- _Work to complete_: Output the full listing below exactly, without the pictures.

- _Records for this exercise_:
........

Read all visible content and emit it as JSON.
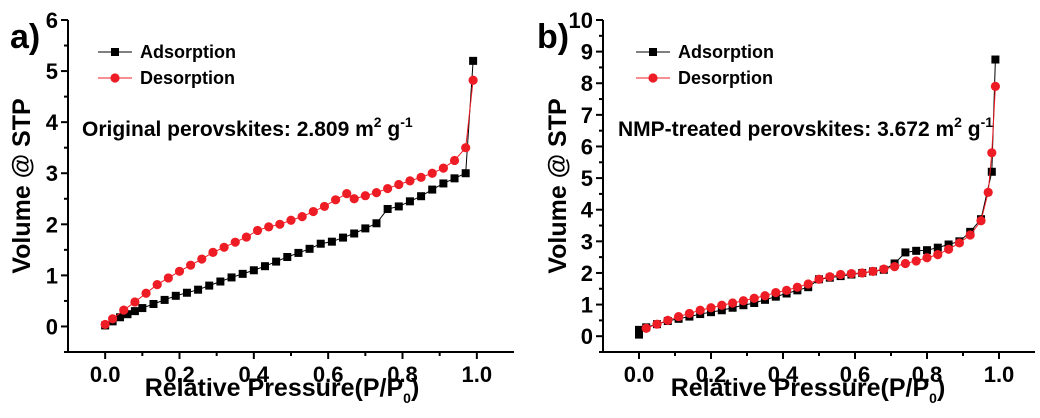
{
  "chart_data": [
    {
      "type": "scatter",
      "panel_label": "a)",
      "xlabel": "Relative Pressure(P/P",
      "xlabel_sub": "0",
      "xlabel_end": ")",
      "ylabel": "Volume @ STP",
      "xlim": [
        -0.1,
        1.1
      ],
      "ylim": [
        -0.5,
        6
      ],
      "xticks": [
        "0.0",
        "0.2",
        "0.4",
        "0.6",
        "0.8",
        "1.0"
      ],
      "yticks": [
        "0",
        "1",
        "2",
        "3",
        "4",
        "5",
        "6"
      ],
      "legend_position": "top-left",
      "annotation": {
        "text": "Original perovskites: 2.809 m",
        "sup1": "2",
        "mid": " g",
        "sup2": "-1"
      },
      "series": [
        {
          "name": "Adsorption",
          "marker": "square",
          "color": "#000000",
          "x": [
            0.0,
            0.02,
            0.04,
            0.06,
            0.08,
            0.1,
            0.13,
            0.16,
            0.19,
            0.22,
            0.25,
            0.28,
            0.31,
            0.34,
            0.37,
            0.4,
            0.43,
            0.46,
            0.49,
            0.52,
            0.55,
            0.58,
            0.61,
            0.64,
            0.67,
            0.7,
            0.73,
            0.76,
            0.79,
            0.82,
            0.85,
            0.88,
            0.91,
            0.94,
            0.97,
            0.99
          ],
          "y": [
            0.02,
            0.1,
            0.18,
            0.24,
            0.3,
            0.36,
            0.44,
            0.52,
            0.6,
            0.66,
            0.72,
            0.8,
            0.88,
            0.96,
            1.03,
            1.1,
            1.18,
            1.27,
            1.36,
            1.44,
            1.52,
            1.62,
            1.66,
            1.74,
            1.82,
            1.92,
            2.02,
            2.3,
            2.35,
            2.45,
            2.55,
            2.68,
            2.8,
            2.9,
            3.0,
            5.2
          ]
        },
        {
          "name": "Desorption",
          "marker": "circle",
          "color": "#ee1c24",
          "x": [
            0.99,
            0.97,
            0.94,
            0.91,
            0.88,
            0.85,
            0.82,
            0.79,
            0.76,
            0.73,
            0.7,
            0.67,
            0.65,
            0.62,
            0.59,
            0.56,
            0.53,
            0.5,
            0.47,
            0.44,
            0.41,
            0.38,
            0.35,
            0.32,
            0.29,
            0.26,
            0.23,
            0.2,
            0.17,
            0.14,
            0.11,
            0.08,
            0.05,
            0.02,
            0.0
          ],
          "y": [
            4.82,
            3.5,
            3.25,
            3.1,
            3.0,
            2.92,
            2.85,
            2.78,
            2.7,
            2.62,
            2.56,
            2.5,
            2.6,
            2.48,
            2.35,
            2.25,
            2.15,
            2.08,
            2.0,
            1.95,
            1.88,
            1.75,
            1.65,
            1.55,
            1.45,
            1.32,
            1.2,
            1.08,
            0.95,
            0.82,
            0.65,
            0.48,
            0.32,
            0.15,
            0.04
          ]
        }
      ]
    },
    {
      "type": "scatter",
      "panel_label": "b)",
      "xlabel": "Relative Pressure(P/P",
      "xlabel_sub": "0",
      "xlabel_end": ")",
      "ylabel": "Volume @ STP",
      "xlim": [
        -0.1,
        1.1
      ],
      "ylim": [
        -0.5,
        10
      ],
      "xticks": [
        "0.0",
        "0.2",
        "0.4",
        "0.6",
        "0.8",
        "1.0"
      ],
      "yticks": [
        "0",
        "1",
        "2",
        "3",
        "4",
        "5",
        "6",
        "7",
        "8",
        "9",
        "10"
      ],
      "legend_position": "top-left",
      "annotation": {
        "text": "NMP-treated perovskites: 3.672 m",
        "sup1": "2",
        "mid": " g",
        "sup2": "-1"
      },
      "series": [
        {
          "name": "Adsorption",
          "marker": "square",
          "color": "#000000",
          "x": [
            0.0,
            0.0,
            0.02,
            0.05,
            0.08,
            0.11,
            0.14,
            0.17,
            0.2,
            0.23,
            0.26,
            0.29,
            0.32,
            0.35,
            0.38,
            0.41,
            0.44,
            0.47,
            0.5,
            0.53,
            0.56,
            0.59,
            0.62,
            0.65,
            0.68,
            0.71,
            0.74,
            0.77,
            0.8,
            0.83,
            0.86,
            0.89,
            0.92,
            0.95,
            0.98,
            0.99
          ],
          "y": [
            0.05,
            0.2,
            0.28,
            0.38,
            0.48,
            0.55,
            0.62,
            0.7,
            0.76,
            0.82,
            0.9,
            0.98,
            1.05,
            1.15,
            1.25,
            1.35,
            1.45,
            1.55,
            1.8,
            1.85,
            1.9,
            1.95,
            2.0,
            2.05,
            2.1,
            2.3,
            2.65,
            2.7,
            2.72,
            2.8,
            2.9,
            3.0,
            3.3,
            3.7,
            5.2,
            8.75
          ]
        },
        {
          "name": "Desorption",
          "marker": "circle",
          "color": "#ee1c24",
          "x": [
            0.99,
            0.98,
            0.97,
            0.95,
            0.92,
            0.89,
            0.86,
            0.83,
            0.8,
            0.77,
            0.74,
            0.71,
            0.68,
            0.65,
            0.62,
            0.59,
            0.56,
            0.53,
            0.5,
            0.47,
            0.44,
            0.41,
            0.38,
            0.35,
            0.32,
            0.29,
            0.26,
            0.23,
            0.2,
            0.17,
            0.14,
            0.11,
            0.08,
            0.05,
            0.02
          ],
          "y": [
            7.9,
            5.8,
            4.55,
            3.65,
            3.2,
            2.95,
            2.75,
            2.58,
            2.48,
            2.38,
            2.3,
            2.2,
            2.12,
            2.05,
            2.0,
            1.98,
            1.95,
            1.88,
            1.8,
            1.65,
            1.55,
            1.45,
            1.38,
            1.28,
            1.2,
            1.12,
            1.05,
            0.98,
            0.9,
            0.82,
            0.72,
            0.62,
            0.5,
            0.38,
            0.25
          ]
        }
      ]
    }
  ]
}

........

- _Correct response_:
Read all visible content and emit it as JSON.
{
  "chart_data": [
    {
      "type": "scatter",
      "panel_label": "a)",
      "xlabel": "Relative Pressure(P/P",
      "xlabel_sub": "0",
      "xlabel_end": ")",
      "ylabel": "Volume @ STP",
      "xlim": [
        -0.1,
        1.1
      ],
      "ylim": [
        -0.5,
        6
      ],
      "xticks": [
        "0.0",
        "0.2",
        "0.4",
        "0.6",
        "0.8",
        "1.0"
      ],
      "yticks": [
        "0",
        "1",
        "2",
        "3",
        "4",
        "5",
        "6"
      ],
      "legend_position": "top-left",
      "annotation": {
        "text": "Original perovskites: 2.809 m",
        "sup1": "2",
        "mid": " g",
        "sup2": "-1"
      },
      "series": [
        {
          "name": "Adsorption",
          "marker": "square",
          "color": "#000000",
          "x": [
            0.0,
            0.02,
            0.04,
            0.06,
            0.08,
            0.1,
            0.13,
            0.16,
            0.19,
            0.22,
            0.25,
            0.28,
            0.31,
            0.34,
            0.37,
            0.4,
            0.43,
            0.46,
            0.49,
            0.52,
            0.55,
            0.58,
            0.61,
            0.64,
            0.67,
            0.7,
            0.73,
            0.76,
            0.79,
            0.82,
            0.85,
            0.88,
            0.91,
            0.94,
            0.97,
            0.99
          ],
          "y": [
            0.02,
            0.1,
            0.18,
            0.24,
            0.3,
            0.36,
            0.44,
            0.52,
            0.6,
            0.66,
            0.72,
            0.8,
            0.88,
            0.96,
            1.03,
            1.1,
            1.18,
            1.27,
            1.36,
            1.44,
            1.52,
            1.62,
            1.66,
            1.74,
            1.82,
            1.92,
            2.02,
            2.3,
            2.35,
            2.45,
            2.55,
            2.68,
            2.8,
            2.9,
            3.0,
            5.2
          ]
        },
        {
          "name": "Desorption",
          "marker": "circle",
          "color": "#ee1c24",
          "x": [
            0.99,
            0.97,
            0.94,
            0.91,
            0.88,
            0.85,
            0.82,
            0.79,
            0.76,
            0.73,
            0.7,
            0.67,
            0.65,
            0.62,
            0.59,
            0.56,
            0.53,
            0.5,
            0.47,
            0.44,
            0.41,
            0.38,
            0.35,
            0.32,
            0.29,
            0.26,
            0.23,
            0.2,
            0.17,
            0.14,
            0.11,
            0.08,
            0.05,
            0.02,
            0.0
          ],
          "y": [
            4.82,
            3.5,
            3.25,
            3.1,
            3.0,
            2.92,
            2.85,
            2.78,
            2.7,
            2.62,
            2.56,
            2.5,
            2.6,
            2.48,
            2.35,
            2.25,
            2.15,
            2.08,
            2.0,
            1.95,
            1.88,
            1.75,
            1.65,
            1.55,
            1.45,
            1.32,
            1.2,
            1.08,
            0.95,
            0.82,
            0.65,
            0.48,
            0.32,
            0.15,
            0.04
          ]
        }
      ]
    },
    {
      "type": "scatter",
      "panel_label": "b)",
      "xlabel": "Relative Pressure(P/P",
      "xlabel_sub": "0",
      "xlabel_end": ")",
      "ylabel": "Volume @ STP",
      "xlim": [
        -0.1,
        1.1
      ],
      "ylim": [
        -0.5,
        10
      ],
      "xticks": [
        "0.0",
        "0.2",
        "0.4",
        "0.6",
        "0.8",
        "1.0"
      ],
      "yticks": [
        "0",
        "1",
        "2",
        "3",
        "4",
        "5",
        "6",
        "7",
        "8",
        "9",
        "10"
      ],
      "legend_position": "top-left",
      "annotation": {
        "text": "NMP-treated perovskites: 3.672 m",
        "sup1": "2",
        "mid": " g",
        "sup2": "-1"
      },
      "series": [
        {
          "name": "Adsorption",
          "marker": "square",
          "color": "#000000",
          "x": [
            0.0,
            0.0,
            0.02,
            0.05,
            0.08,
            0.11,
            0.14,
            0.17,
            0.2,
            0.23,
            0.26,
            0.29,
            0.32,
            0.35,
            0.38,
            0.41,
            0.44,
            0.47,
            0.5,
            0.53,
            0.56,
            0.59,
            0.62,
            0.65,
            0.68,
            0.71,
            0.74,
            0.77,
            0.8,
            0.83,
            0.86,
            0.89,
            0.92,
            0.95,
            0.98,
            0.99
          ],
          "y": [
            0.05,
            0.2,
            0.28,
            0.38,
            0.48,
            0.55,
            0.62,
            0.7,
            0.76,
            0.82,
            0.9,
            0.98,
            1.05,
            1.15,
            1.25,
            1.35,
            1.45,
            1.55,
            1.8,
            1.85,
            1.9,
            1.95,
            2.0,
            2.05,
            2.1,
            2.3,
            2.65,
            2.7,
            2.72,
            2.8,
            2.9,
            3.0,
            3.3,
            3.7,
            5.2,
            8.75
          ]
        },
        {
          "name": "Desorption",
          "marker": "circle",
          "color": "#ee1c24",
          "x": [
            0.99,
            0.98,
            0.97,
            0.95,
            0.92,
            0.89,
            0.86,
            0.83,
            0.8,
            0.77,
            0.74,
            0.71,
            0.68,
            0.65,
            0.62,
            0.59,
            0.56,
            0.53,
            0.5,
            0.47,
            0.44,
            0.41,
            0.38,
            0.35,
            0.32,
            0.29,
            0.26,
            0.23,
            0.2,
            0.17,
            0.14,
            0.11,
            0.08,
            0.05,
            0.02
          ],
          "y": [
            7.9,
            5.8,
            4.55,
            3.65,
            3.2,
            2.95,
            2.75,
            2.58,
            2.48,
            2.38,
            2.3,
            2.2,
            2.12,
            2.05,
            2.0,
            1.98,
            1.95,
            1.88,
            1.8,
            1.65,
            1.55,
            1.45,
            1.38,
            1.28,
            1.2,
            1.12,
            1.05,
            0.98,
            0.9,
            0.82,
            0.72,
            0.62,
            0.5,
            0.38,
            0.25
          ]
        }
      ]
    }
  ]
}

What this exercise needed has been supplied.